• [What the task requires] Scan the lines below for the string "legend" and copy every one that has it.

Chart and figure data
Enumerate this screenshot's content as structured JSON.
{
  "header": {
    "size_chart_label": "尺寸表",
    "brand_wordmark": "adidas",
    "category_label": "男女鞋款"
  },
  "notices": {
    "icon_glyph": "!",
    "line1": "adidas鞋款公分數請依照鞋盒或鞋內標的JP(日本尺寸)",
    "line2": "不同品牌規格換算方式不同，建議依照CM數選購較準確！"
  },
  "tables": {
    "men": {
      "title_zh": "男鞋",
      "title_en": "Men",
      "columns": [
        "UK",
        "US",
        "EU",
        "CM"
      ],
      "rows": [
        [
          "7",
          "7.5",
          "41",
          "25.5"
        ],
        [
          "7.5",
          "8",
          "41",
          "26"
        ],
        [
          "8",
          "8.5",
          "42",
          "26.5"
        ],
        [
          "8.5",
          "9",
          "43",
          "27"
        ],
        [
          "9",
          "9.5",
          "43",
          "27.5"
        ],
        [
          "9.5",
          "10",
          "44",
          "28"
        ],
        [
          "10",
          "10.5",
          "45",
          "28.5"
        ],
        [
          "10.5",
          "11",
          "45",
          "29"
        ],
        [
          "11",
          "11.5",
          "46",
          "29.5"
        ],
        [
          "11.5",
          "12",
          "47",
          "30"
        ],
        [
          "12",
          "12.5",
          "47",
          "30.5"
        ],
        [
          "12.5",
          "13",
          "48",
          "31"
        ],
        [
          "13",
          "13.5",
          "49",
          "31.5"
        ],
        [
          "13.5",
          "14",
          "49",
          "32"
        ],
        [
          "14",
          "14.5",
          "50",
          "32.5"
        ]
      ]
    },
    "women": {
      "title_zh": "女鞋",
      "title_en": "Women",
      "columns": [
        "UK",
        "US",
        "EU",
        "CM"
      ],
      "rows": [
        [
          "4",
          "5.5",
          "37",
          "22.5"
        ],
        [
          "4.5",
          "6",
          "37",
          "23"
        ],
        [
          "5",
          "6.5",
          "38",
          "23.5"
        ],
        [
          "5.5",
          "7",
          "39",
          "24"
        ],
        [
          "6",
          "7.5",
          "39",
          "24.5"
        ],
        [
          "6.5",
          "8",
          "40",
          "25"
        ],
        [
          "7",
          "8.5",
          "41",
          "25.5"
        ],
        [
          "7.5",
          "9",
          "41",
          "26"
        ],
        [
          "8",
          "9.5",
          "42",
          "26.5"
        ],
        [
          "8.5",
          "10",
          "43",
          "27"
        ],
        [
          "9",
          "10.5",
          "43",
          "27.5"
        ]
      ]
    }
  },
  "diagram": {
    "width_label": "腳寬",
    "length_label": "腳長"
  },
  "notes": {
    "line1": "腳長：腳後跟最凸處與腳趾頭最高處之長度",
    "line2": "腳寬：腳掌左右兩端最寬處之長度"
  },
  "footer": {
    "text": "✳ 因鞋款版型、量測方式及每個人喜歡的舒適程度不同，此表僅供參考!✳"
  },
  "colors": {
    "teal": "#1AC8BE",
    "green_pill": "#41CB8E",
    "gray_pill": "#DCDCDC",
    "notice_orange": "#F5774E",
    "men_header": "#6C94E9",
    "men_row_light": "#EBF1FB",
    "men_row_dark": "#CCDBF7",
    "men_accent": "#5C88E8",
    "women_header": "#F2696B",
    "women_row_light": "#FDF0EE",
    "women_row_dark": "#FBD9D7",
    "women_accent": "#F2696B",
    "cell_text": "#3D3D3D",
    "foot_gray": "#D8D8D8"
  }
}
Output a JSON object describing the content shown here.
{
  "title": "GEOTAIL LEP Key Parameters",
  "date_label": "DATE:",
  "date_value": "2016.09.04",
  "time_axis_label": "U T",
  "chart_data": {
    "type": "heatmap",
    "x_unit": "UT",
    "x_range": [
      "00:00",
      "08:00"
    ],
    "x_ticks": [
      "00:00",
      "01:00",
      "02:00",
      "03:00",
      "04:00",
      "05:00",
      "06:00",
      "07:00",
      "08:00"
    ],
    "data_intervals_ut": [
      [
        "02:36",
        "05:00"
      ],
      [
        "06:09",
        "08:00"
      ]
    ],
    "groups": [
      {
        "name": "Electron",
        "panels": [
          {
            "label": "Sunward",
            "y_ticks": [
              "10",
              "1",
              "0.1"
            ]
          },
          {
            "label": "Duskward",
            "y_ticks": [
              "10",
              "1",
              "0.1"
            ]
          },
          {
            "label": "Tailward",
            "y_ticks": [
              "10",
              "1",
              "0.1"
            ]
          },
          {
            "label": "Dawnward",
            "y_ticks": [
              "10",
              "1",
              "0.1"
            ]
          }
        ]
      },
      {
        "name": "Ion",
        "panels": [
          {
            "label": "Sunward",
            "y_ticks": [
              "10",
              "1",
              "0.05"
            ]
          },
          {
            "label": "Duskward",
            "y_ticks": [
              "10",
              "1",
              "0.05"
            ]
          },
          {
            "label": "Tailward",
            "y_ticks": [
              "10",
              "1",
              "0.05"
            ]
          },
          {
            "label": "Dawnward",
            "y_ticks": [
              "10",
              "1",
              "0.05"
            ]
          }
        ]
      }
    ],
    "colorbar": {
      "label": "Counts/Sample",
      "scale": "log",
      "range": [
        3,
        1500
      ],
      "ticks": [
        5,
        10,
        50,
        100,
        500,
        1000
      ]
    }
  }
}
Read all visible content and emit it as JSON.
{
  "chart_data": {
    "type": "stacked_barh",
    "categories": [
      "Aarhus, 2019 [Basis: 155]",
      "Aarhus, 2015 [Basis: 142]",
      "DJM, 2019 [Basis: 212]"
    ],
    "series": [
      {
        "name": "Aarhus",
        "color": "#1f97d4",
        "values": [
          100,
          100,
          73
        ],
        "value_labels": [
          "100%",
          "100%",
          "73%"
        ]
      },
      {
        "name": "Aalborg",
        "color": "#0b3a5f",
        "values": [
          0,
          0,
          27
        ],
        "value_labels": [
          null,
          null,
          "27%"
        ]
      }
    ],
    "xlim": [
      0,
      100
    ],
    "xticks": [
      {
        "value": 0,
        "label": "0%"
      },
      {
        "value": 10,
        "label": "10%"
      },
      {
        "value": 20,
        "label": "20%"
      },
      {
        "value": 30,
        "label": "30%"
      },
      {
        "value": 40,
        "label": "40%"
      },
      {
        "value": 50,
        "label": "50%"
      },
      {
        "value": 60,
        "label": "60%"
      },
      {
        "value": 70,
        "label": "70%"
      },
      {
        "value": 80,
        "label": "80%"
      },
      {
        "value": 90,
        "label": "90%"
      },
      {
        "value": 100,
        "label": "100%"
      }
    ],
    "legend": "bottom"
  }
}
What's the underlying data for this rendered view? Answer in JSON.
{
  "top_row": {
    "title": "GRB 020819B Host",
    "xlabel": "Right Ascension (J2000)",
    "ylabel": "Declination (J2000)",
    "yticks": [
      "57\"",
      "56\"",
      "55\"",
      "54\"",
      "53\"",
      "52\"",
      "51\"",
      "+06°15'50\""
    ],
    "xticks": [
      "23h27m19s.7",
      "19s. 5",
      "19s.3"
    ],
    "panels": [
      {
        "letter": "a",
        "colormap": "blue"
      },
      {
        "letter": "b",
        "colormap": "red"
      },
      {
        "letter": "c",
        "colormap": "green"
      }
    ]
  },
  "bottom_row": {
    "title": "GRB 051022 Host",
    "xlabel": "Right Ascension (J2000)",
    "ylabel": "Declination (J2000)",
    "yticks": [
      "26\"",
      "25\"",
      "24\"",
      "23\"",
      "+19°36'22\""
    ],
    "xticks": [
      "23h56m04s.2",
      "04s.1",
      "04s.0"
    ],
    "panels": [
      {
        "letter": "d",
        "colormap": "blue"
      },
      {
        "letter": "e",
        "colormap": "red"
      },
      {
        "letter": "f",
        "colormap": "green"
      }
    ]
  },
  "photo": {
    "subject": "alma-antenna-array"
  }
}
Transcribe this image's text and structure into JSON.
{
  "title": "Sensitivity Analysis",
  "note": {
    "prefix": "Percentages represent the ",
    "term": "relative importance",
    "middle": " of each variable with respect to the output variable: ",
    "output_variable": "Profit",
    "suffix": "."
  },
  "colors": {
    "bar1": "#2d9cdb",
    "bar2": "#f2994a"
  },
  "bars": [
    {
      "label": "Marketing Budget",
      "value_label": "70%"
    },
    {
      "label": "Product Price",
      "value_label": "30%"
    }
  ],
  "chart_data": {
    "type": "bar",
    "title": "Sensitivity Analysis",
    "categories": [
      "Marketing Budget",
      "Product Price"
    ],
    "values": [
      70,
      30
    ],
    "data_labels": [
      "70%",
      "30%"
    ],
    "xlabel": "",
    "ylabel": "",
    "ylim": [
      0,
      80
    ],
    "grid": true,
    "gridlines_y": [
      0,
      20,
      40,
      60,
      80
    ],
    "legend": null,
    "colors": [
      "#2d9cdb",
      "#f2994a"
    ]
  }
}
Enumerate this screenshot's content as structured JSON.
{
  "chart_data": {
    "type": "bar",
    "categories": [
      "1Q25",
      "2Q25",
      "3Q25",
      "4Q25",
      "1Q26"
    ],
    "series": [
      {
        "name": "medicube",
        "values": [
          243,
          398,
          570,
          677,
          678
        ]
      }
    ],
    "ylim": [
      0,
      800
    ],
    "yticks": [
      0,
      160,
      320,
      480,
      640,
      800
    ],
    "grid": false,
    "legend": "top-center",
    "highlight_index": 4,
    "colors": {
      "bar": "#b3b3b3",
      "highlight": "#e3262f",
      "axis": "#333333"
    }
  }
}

• [The completed task]
    "legend": "bottom"
    "legend": null,
    "legend": "top-center",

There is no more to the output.